+++ Dataset excerpts +++

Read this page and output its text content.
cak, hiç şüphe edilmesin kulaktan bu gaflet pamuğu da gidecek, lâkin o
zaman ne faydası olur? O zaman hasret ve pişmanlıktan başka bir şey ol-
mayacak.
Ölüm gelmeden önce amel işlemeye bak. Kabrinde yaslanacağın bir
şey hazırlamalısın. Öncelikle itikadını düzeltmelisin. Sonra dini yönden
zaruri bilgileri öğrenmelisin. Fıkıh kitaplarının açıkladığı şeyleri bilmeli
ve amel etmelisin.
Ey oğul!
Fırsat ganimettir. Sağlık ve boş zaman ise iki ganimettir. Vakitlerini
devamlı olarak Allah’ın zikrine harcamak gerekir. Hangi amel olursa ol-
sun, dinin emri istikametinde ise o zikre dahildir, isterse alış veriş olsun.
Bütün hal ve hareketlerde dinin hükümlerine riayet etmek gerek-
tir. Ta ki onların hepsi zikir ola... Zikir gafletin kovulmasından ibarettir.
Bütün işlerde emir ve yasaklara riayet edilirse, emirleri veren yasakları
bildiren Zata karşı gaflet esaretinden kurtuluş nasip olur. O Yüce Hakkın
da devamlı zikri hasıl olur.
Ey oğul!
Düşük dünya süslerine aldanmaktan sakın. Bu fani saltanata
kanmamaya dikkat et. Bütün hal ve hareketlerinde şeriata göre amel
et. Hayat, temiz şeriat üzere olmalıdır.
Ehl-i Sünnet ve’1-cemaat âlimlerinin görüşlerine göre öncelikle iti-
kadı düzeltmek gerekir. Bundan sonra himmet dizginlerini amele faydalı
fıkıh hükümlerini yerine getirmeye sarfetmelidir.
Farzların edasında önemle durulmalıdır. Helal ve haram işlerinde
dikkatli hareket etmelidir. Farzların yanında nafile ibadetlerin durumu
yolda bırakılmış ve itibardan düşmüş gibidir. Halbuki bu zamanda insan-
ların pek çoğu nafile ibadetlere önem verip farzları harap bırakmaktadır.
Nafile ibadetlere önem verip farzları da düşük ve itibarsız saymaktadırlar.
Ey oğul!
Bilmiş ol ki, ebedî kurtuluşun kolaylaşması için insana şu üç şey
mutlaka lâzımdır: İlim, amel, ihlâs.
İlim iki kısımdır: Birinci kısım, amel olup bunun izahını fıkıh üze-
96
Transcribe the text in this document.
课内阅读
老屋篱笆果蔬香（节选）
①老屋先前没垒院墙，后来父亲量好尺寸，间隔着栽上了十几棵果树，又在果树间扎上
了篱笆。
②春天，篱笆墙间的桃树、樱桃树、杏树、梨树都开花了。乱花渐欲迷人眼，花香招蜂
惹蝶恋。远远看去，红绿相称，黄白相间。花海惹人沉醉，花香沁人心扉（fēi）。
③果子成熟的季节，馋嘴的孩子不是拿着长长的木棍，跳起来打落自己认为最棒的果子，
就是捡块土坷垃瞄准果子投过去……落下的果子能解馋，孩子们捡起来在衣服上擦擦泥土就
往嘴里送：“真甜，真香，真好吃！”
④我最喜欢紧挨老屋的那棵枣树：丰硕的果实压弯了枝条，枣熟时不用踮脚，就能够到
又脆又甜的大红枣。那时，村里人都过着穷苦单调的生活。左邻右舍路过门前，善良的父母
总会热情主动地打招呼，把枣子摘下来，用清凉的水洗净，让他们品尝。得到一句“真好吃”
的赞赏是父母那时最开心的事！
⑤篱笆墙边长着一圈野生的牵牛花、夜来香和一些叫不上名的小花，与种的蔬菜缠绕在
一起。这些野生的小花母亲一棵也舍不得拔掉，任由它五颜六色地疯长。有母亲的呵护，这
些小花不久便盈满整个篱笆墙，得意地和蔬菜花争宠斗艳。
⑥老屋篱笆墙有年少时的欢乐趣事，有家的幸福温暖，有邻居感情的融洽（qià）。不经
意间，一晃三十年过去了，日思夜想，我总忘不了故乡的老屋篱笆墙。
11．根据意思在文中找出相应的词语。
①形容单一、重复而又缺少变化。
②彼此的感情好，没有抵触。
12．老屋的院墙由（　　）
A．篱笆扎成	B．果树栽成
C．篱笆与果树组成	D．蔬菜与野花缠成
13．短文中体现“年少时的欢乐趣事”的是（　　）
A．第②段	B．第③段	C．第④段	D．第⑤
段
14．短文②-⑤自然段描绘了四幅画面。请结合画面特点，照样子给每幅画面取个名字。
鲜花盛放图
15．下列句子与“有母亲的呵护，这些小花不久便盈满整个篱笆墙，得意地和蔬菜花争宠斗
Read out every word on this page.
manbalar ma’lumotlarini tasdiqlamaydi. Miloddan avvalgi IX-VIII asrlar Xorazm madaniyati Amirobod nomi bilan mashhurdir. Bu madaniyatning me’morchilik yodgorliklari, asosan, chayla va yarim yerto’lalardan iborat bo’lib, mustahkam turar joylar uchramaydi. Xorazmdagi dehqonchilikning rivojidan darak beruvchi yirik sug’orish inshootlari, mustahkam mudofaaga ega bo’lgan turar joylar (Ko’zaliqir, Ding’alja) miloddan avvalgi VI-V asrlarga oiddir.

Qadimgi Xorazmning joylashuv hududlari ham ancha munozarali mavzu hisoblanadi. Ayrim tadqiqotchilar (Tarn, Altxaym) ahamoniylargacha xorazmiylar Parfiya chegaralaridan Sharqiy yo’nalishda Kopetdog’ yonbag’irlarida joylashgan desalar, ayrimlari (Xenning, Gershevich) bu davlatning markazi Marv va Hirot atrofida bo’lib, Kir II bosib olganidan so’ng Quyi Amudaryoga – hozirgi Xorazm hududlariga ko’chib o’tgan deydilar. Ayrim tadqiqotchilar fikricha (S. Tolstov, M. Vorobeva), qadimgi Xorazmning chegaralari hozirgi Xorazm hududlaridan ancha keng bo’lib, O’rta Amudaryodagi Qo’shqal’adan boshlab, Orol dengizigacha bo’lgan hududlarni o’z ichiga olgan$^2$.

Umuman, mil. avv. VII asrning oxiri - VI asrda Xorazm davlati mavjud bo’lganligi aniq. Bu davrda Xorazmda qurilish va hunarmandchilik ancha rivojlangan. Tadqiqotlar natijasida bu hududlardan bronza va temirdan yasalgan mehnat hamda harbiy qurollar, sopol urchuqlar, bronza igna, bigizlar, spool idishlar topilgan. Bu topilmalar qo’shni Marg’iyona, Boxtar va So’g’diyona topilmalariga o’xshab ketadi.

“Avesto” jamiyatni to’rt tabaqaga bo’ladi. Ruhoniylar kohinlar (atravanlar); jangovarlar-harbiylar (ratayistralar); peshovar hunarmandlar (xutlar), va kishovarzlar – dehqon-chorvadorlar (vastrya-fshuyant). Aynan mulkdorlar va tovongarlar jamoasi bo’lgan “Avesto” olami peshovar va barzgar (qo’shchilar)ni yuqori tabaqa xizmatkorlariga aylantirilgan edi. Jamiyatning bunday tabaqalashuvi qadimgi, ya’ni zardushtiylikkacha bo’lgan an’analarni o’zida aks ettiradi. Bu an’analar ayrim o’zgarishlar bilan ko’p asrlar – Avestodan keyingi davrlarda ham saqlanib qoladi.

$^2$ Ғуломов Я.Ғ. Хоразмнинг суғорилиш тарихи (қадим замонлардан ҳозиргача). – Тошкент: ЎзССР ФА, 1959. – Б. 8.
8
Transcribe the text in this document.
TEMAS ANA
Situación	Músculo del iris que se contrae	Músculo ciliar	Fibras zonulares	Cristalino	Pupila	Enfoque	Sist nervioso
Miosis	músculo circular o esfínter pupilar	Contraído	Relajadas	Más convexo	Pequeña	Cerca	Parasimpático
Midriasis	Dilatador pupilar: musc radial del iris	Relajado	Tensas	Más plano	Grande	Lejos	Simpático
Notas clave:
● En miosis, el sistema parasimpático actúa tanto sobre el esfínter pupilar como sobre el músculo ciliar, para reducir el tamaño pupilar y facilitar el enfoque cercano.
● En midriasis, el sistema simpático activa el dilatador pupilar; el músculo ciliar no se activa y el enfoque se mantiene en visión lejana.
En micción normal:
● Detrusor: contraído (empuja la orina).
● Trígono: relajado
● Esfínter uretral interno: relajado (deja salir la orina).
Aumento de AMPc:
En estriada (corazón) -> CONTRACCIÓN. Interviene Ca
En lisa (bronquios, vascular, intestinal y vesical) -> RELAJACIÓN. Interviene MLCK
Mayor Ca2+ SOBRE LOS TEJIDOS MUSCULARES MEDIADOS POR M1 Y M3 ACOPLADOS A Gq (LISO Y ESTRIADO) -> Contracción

+++

**The exercise:** Using the listing, collect all lines in which the string "Interviene" is found.

**Answer below:**
En estriada (corazón) -> CONTRACCIÓN. Interviene Ca
En lisa (bronquios, vascular, intestinal y vesical) -> RELAJACIÓN. Interviene MLCK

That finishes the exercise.